§ SELECTED EXTRACT
------------------------

The Lonely Adult

I never knew being an adult would be so lonely.

There. I said it.

I’ve accepted that adulting is hard. I’m resigned to the fact that being a grown up isn’t the cake walk of freedom, independence, and no bedtime that I was led to believe it would be.
But I’m only just realizing that it is lonely. And I’m not sure if that’s my fault, or if it’s simply my perception, or if my mind is just messing with me as I approach the downhill slope toward 40. And while I don’t wish the feeling on anyone else, in a way, I do hope it isn’t just me and my over-active imagination.

When you’re a kid, you have friends. You go to school and you meet people. I suppose I had this idea that being an adult and having a job would be much the same. I have friends. Lots of friends. I have a small circle of friends I’m really close with, though for one reason and another we don’t get to just hang out much.  I sometimes feel a bit sad, maybe even a bit left out, when I see people meeting for lunch, laughing over appetizers, and visiting each other just to chat. But everyone, including myself, is so damn busy.




I’m one of the least busy people I know. Maybe that’s part of the reason it seems like a lonely time of life. I am not a fan of busyness. I don’t want to be one of those families who is running from one practice to another, to a game, to a recital, to a business dinner, to a lecture, to a volunteer meeting….I do not function well in that kind of situation. A week when we have things going on just 3 or 4 nights puts me in a stupor from which it takes another week to recover! Thankfully, at least so far, my kid is very similar. She’s even more of a homebody than I am, so we don’t have the, “But I never get to do anything,” fight. (Yet.)

But still, when I look around, I see people doing things, going places, having lunch dates, and I think, “Am I just a complete and total weirdo???”

Now, I’m the first to admit, that I AM a bit of a weirdo. If I’m honest, I know that the things I like to do, and to see, and the places I enjoy going, are a bit different in many ways. I don’t know a lot of 39 year old moms who will happily spend an entire afternoon playing Skyrim or trying to get every single stud in a Lego video game. In pretty much any social situation I find myself in, I’m the only so-called mature adult geeking out over the latest Marvel movie news or Harry Potter collectible. I don’t remember the last time I met someone who had read Les Miserables or the Lord of the Rings trilogy and actually wanted to sit down and discuss it over coffee. And, although my daughter enjoys Celtic music with me, she doesn’t get quite get my obsessive delving into the history of the songs and researching every single song every single artist I like has recorded.

------------------------

§ MATERIAL
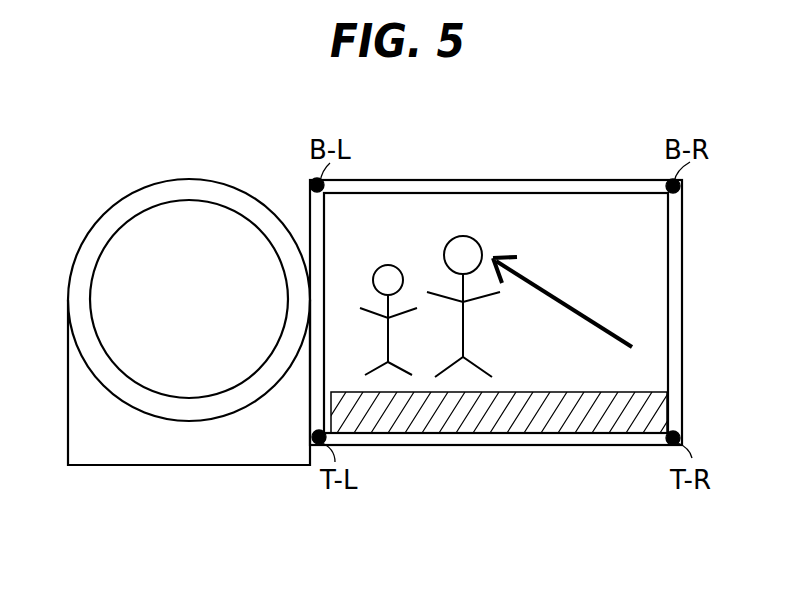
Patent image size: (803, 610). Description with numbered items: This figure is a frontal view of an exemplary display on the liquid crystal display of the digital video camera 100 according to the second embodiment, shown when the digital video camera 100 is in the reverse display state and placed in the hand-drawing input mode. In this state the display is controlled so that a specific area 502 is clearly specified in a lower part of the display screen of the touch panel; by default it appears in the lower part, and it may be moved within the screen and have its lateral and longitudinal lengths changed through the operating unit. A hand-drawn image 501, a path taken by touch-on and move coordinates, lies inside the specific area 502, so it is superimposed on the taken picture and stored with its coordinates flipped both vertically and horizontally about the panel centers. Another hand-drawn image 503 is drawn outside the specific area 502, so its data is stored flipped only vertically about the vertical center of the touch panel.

------------------------

§ WRITTEN INSTRUCTION 1
Could you reproduce the essay on adult loneliness word for word, starting with "I’ve accepted that" and going on through "my over-active imagination."?
§ WRITTEN INSTRUCTION 2
Could you carry the essay on adult loneliness forward from the point where it currently stops?
The data has no connection to the essay on adult loneliness.

§ WRITTEN ANSWER 1
I’ve accepted that adulting is hard. I’m resigned to the fact that being a grown up isn’t the cake walk of freedom, independence, and no bedtime that I was led to believe it would be.
But I’m only just realizing that it is lonely. And I’m not sure if that’s my fault, or if it’s simply my perception, or if my mind is just messing with me as I approach the downhill slope toward 40. And while I don’t wish the feeling on anyone else, in a way, I do hope it isn’t just me and my over-active imagination.

§ WRITTEN ANSWER 2
(*sidenote* I’m so thankful to live in a world with the internet! I’ve “met” so many people who are like-minded, who enjoy the same things, and have made a few priceless friendships that I hope to keep forever!)

A few years ago, I decided to see Once, the Musical, when it toured a couple of hours from me. My husband and some family members couldn’t understand why I would go alone. I went alone because a.) I could laugh and cry to my heart’s content without worrying about someone with me thinking I was losing it, and b.) I didn’t know anyone who would be interested in going. At least, not the kind of interested that would accept my level of laughing and crying. (See point A.)

I’m the type of fan who doesn’t “like” things. I tend to obsess. I don’t know why. When I get interested in a song/show/book/movie/artist, etc, I want to find out EVERYTHING I can about it. When I read Les Miserables a few years ago, I wanted to study it. My husband laughed (and poked a bit of fun) at my Les Mis binder, in which I collected maps, notes on the history surrounding the story, the French Revolution, and Victor Hugo himself.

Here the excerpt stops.